▶ [Exercise input]:

↓↓↓

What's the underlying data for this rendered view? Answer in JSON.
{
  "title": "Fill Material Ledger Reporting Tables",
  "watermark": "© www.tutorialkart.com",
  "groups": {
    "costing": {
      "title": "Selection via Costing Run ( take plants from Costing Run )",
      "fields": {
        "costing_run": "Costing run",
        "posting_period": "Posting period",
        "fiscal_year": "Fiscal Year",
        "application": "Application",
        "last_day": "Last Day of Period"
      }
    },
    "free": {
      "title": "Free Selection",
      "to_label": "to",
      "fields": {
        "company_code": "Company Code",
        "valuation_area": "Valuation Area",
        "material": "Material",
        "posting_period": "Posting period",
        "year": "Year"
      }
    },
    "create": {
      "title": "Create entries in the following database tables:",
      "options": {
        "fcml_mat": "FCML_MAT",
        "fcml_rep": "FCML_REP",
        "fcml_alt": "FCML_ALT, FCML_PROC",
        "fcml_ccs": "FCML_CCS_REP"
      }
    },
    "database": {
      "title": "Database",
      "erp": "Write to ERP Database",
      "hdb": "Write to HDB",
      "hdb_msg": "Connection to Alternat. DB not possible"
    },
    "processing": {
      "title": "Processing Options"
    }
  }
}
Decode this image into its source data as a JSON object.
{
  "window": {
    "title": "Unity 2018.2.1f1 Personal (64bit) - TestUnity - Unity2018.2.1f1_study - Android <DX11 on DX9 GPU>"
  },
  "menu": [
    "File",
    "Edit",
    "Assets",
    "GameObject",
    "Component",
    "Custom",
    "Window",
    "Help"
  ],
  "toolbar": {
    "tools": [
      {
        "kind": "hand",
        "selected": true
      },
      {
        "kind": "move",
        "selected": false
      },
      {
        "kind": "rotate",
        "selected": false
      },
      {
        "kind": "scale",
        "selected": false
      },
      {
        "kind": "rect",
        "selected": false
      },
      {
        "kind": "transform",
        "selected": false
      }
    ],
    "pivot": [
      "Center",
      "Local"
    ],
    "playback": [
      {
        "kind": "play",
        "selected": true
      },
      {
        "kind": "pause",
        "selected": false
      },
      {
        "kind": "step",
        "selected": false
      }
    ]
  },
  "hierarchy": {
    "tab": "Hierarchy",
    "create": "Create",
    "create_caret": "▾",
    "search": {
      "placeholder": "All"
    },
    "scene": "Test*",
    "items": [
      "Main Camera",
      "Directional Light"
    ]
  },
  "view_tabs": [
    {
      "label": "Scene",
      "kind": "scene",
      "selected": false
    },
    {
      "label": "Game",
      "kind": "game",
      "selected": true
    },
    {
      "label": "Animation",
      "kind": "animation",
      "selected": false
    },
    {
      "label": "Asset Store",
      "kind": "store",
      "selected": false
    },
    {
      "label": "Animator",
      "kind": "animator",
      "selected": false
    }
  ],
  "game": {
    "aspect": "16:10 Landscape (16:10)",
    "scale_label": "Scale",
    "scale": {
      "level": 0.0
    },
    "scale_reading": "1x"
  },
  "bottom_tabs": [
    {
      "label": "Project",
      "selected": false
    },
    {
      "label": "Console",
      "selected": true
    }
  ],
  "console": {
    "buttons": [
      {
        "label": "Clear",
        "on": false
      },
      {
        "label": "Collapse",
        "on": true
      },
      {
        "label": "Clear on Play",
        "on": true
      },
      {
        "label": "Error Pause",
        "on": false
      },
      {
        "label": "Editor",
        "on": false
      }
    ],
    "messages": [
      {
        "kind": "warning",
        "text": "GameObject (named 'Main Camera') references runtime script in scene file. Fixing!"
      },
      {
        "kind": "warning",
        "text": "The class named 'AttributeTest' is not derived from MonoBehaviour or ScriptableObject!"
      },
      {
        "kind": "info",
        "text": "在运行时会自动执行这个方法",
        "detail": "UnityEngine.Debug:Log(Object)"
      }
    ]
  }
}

↑↑↑

▶ [Objective]:
Gather every line from the entries above where the word "text" appears, and copy them.

▶ [Full output]:
        "text": "GameObject (named 'Main Camera') references runtime script in scene file. Fixing!"
        "text": "The class named 'AttributeTest' is not derived from MonoBehaviour or ScriptableObject!"
        "text": "在运行时会自动执行这个方法",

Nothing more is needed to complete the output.